Do this: Report the count of lines that carry the string "JSON", and add nothing.

Data records:
## START

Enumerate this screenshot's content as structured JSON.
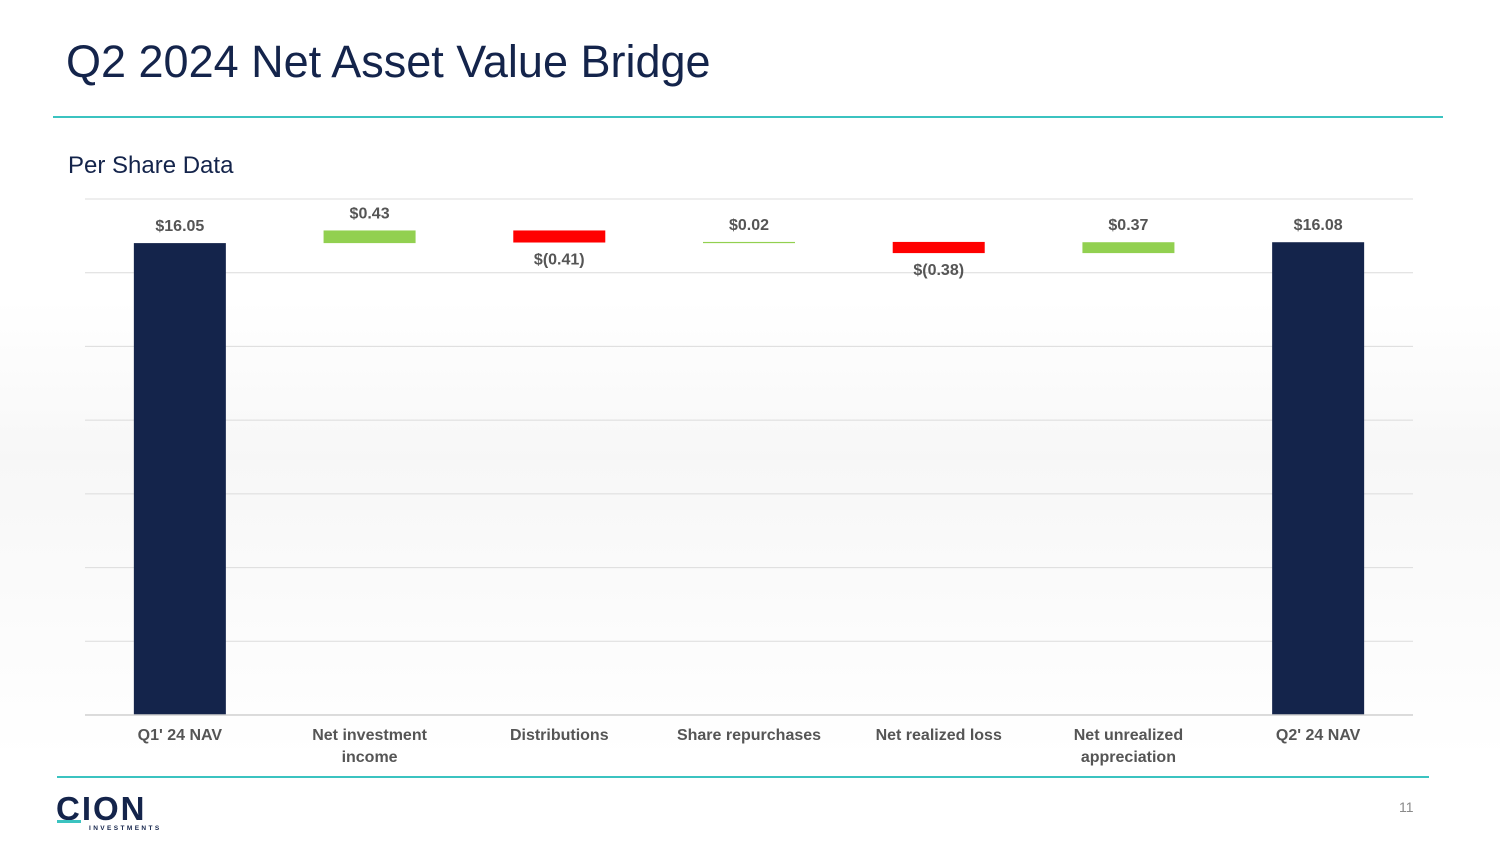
{
  "page": {
    "title": "Q2 2024 Net Asset Value Bridge",
    "subtitle": "Per Share Data",
    "page_number": "11"
  },
  "logo": {
    "wordmark": "CION",
    "tagline": "INVESTMENTS"
  },
  "colors": {
    "accent_teal": "#3bc3c0",
    "navy": "#14244b",
    "increase": "#92d050",
    "decrease": "#ff0000",
    "label_gray": "#555555"
  },
  "chart_data": {
    "type": "waterfall",
    "title": "Per Share Data",
    "categories": [
      [
        "Q1' 24 NAV"
      ],
      [
        "Net investment",
        "income"
      ],
      [
        "Distributions"
      ],
      [
        "Share repurchases"
      ],
      [
        "Net realized loss"
      ],
      [
        "Net unrealized",
        "appreciation"
      ],
      [
        "Q2' 24 NAV"
      ]
    ],
    "values": [
      16.05,
      0.43,
      -0.41,
      0.02,
      -0.38,
      0.37,
      16.08
    ],
    "kinds": [
      "total",
      "delta",
      "delta",
      "delta",
      "delta",
      "delta",
      "total"
    ],
    "labels": [
      "$16.05",
      "$0.43",
      "$(0.41)",
      "$0.02",
      "$(0.38)",
      "$0.37",
      "$16.08"
    ],
    "ylim": [
      0,
      17.55
    ],
    "gridlines": 7,
    "legend": "none"
  }
}
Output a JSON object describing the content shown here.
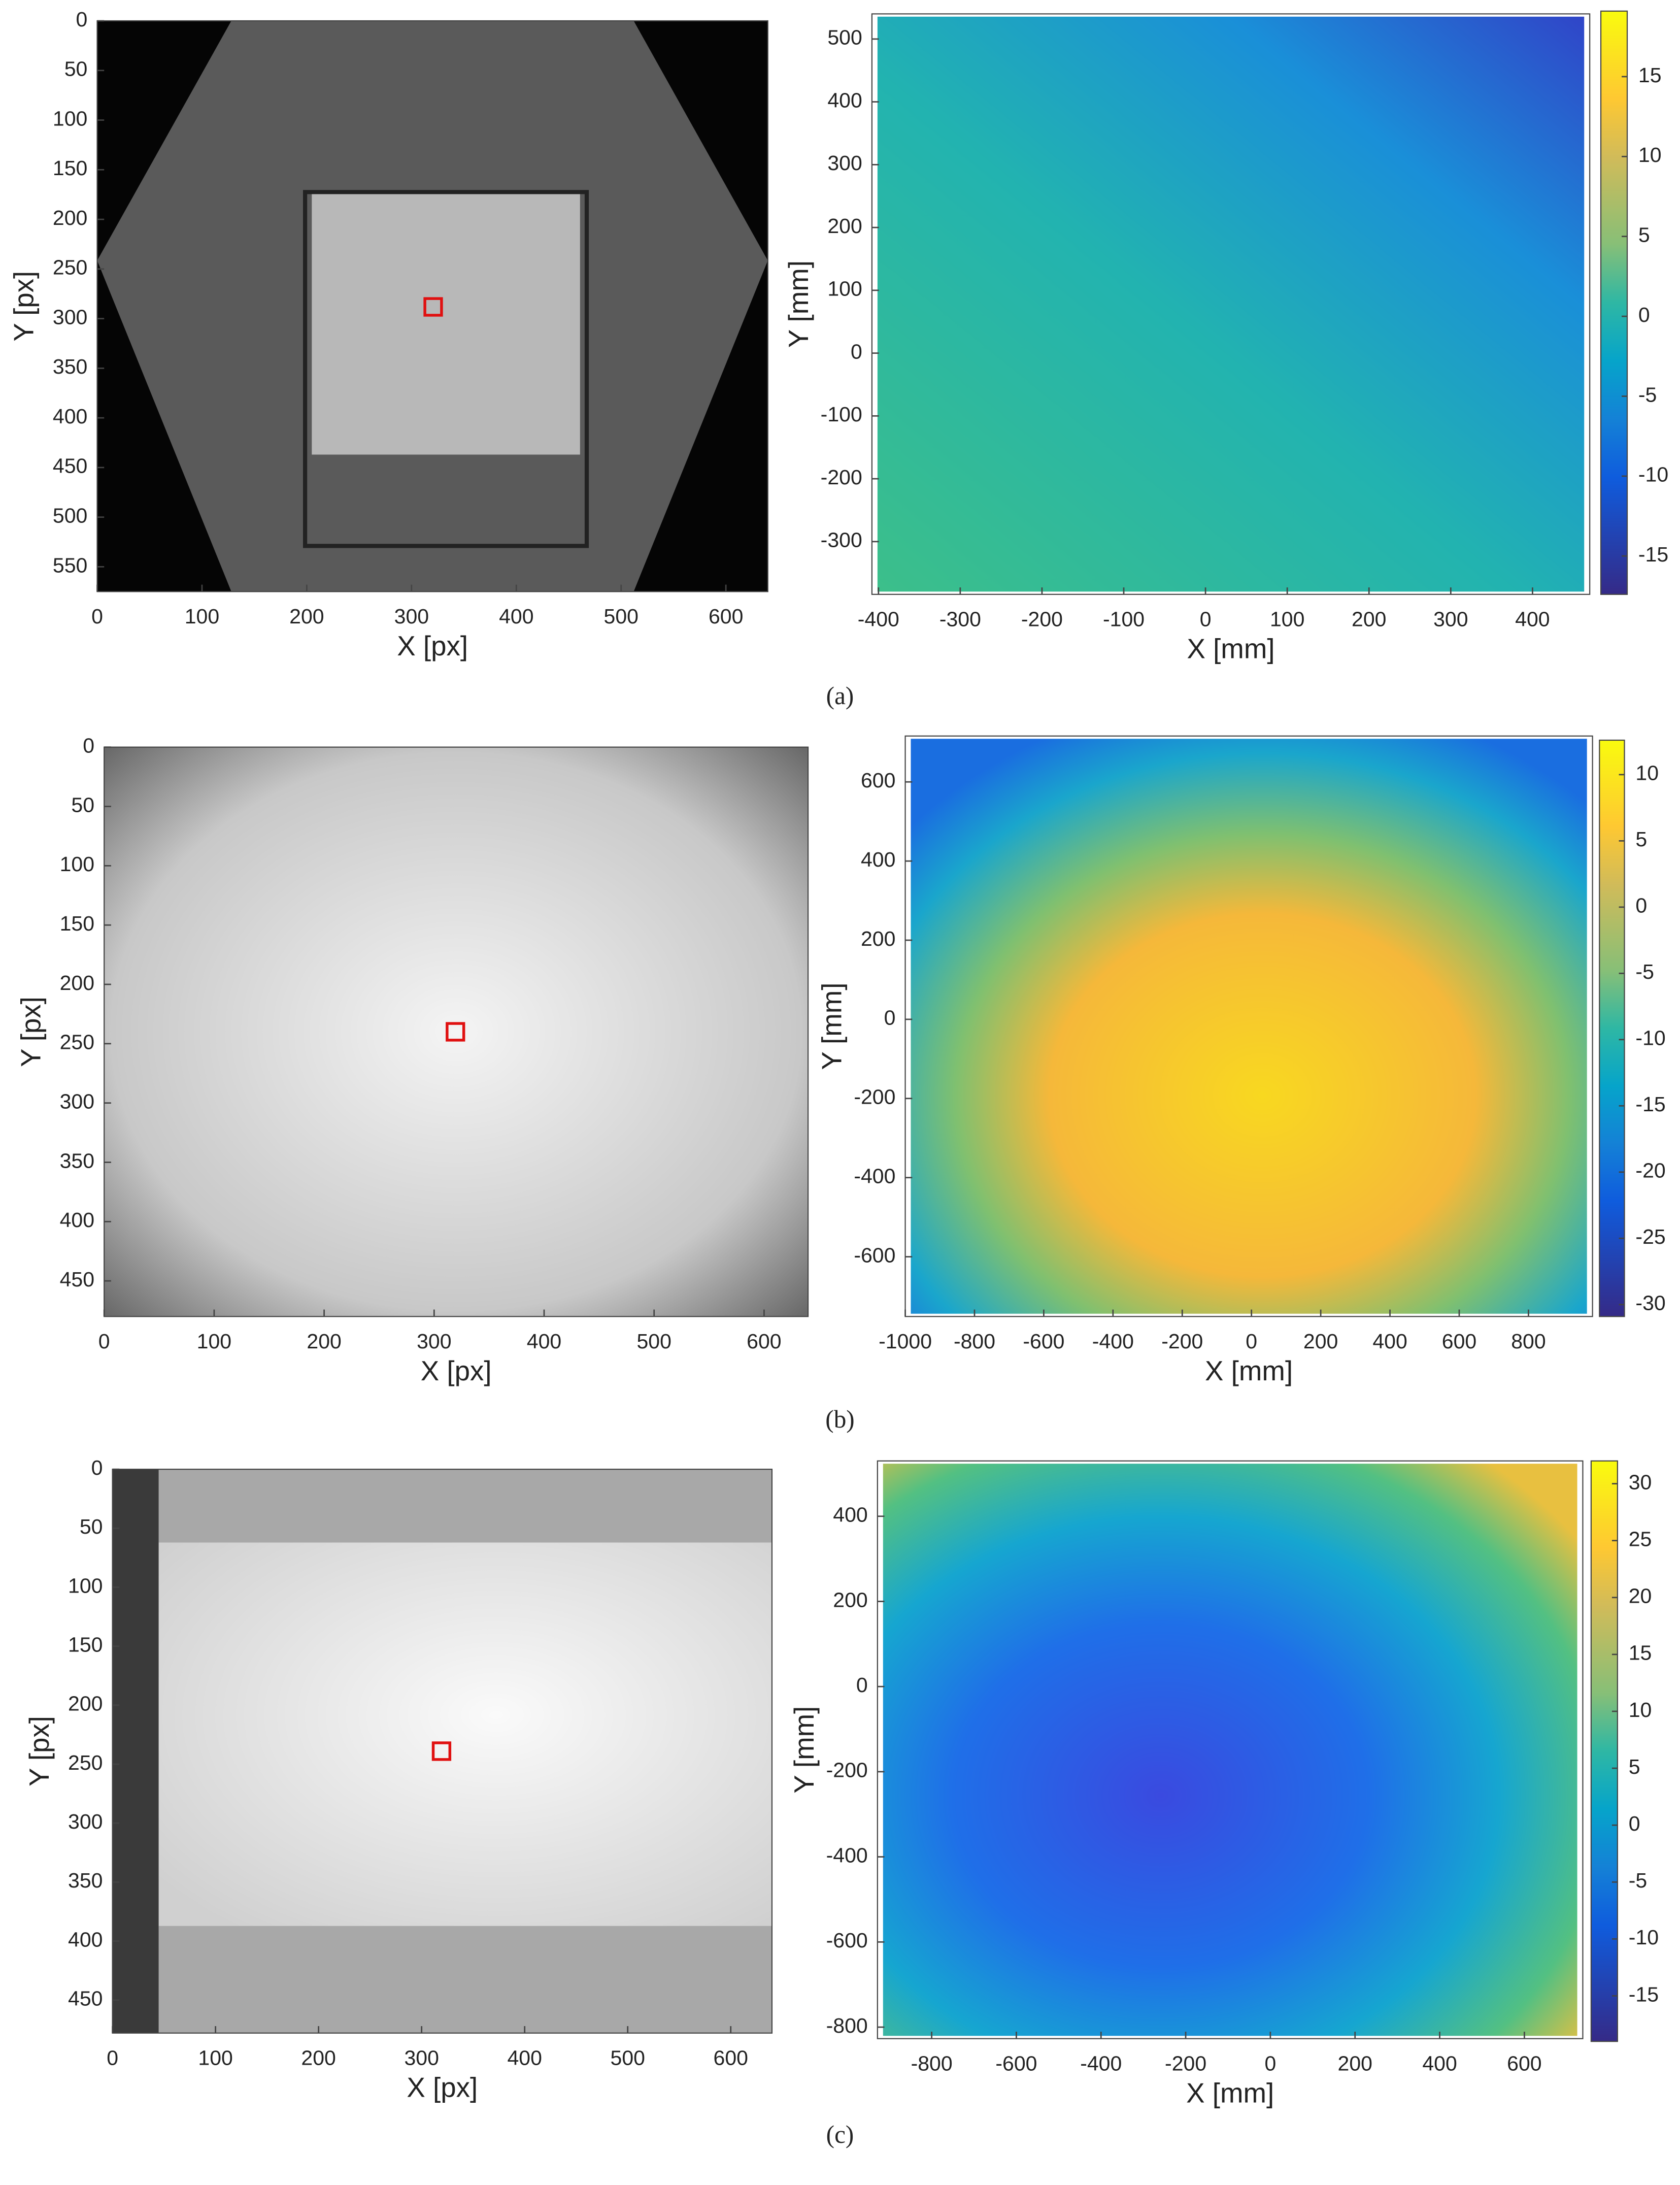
{
  "figure": {
    "panels": [
      {
        "caption": "(a)",
        "image": {
          "xlabel": "X [px]",
          "ylabel": "Y [px]",
          "xlim": [
            0,
            640
          ],
          "ylim": [
            0,
            575
          ],
          "xticks": [
            0,
            100,
            200,
            300,
            400,
            500,
            600
          ],
          "yticks": [
            0,
            50,
            100,
            150,
            200,
            250,
            300,
            350,
            400,
            450,
            500,
            550
          ]
        },
        "map": {
          "xlabel": "X [mm]",
          "ylabel": "Y [mm]",
          "xlim": [
            -408,
            470
          ],
          "ylim": [
            -384,
            540
          ],
          "xticks": [
            -400,
            -300,
            -200,
            -100,
            0,
            100,
            200,
            300,
            400
          ],
          "yticks": [
            -300,
            -200,
            -100,
            0,
            100,
            200,
            300,
            400,
            500
          ],
          "colorbar_lim": [
            -17.4,
            19.1
          ],
          "colorbar_ticks": [
            -15,
            -10,
            -5,
            0,
            5,
            10,
            15
          ]
        }
      },
      {
        "caption": "(b)",
        "image": {
          "xlabel": "X [px]",
          "ylabel": "Y [px]",
          "xlim": [
            0,
            640
          ],
          "ylim": [
            0,
            480
          ],
          "xticks": [
            0,
            100,
            200,
            300,
            400,
            500,
            600
          ],
          "yticks": [
            0,
            50,
            100,
            150,
            200,
            250,
            300,
            350,
            400,
            450
          ]
        },
        "map": {
          "xlabel": "X [mm]",
          "ylabel": "Y [mm]",
          "xlim": [
            -1000,
            985
          ],
          "ylim": [
            -751,
            716
          ],
          "xticks": [
            -1000,
            -800,
            -600,
            -400,
            -200,
            0,
            200,
            400,
            600,
            800
          ],
          "yticks": [
            -600,
            -400,
            -200,
            0,
            200,
            400,
            600
          ],
          "colorbar_lim": [
            -30.9,
            12.6
          ],
          "colorbar_ticks": [
            -30,
            -25,
            -20,
            -15,
            -10,
            -5,
            0,
            5,
            10
          ]
        }
      },
      {
        "caption": "(c)",
        "image": {
          "xlabel": "X [px]",
          "ylabel": "Y [px]",
          "xlim": [
            0,
            640
          ],
          "ylim": [
            0,
            478
          ],
          "xticks": [
            0,
            100,
            200,
            300,
            400,
            500,
            600
          ],
          "yticks": [
            0,
            50,
            100,
            150,
            200,
            250,
            300,
            350,
            400,
            450
          ]
        },
        "map": {
          "xlabel": "X [mm]",
          "ylabel": "Y [mm]",
          "xlim": [
            -928,
            738
          ],
          "ylim": [
            -827,
            530
          ],
          "xticks": [
            -800,
            -600,
            -400,
            -200,
            0,
            200,
            400,
            600
          ],
          "yticks": [
            -800,
            -600,
            -400,
            -200,
            0,
            200,
            400
          ],
          "colorbar_lim": [
            -19,
            32
          ],
          "colorbar_ticks": [
            -15,
            -10,
            -5,
            0,
            5,
            10,
            15,
            20,
            25,
            30
          ]
        }
      }
    ]
  }
}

## END

Response to the exercise: 2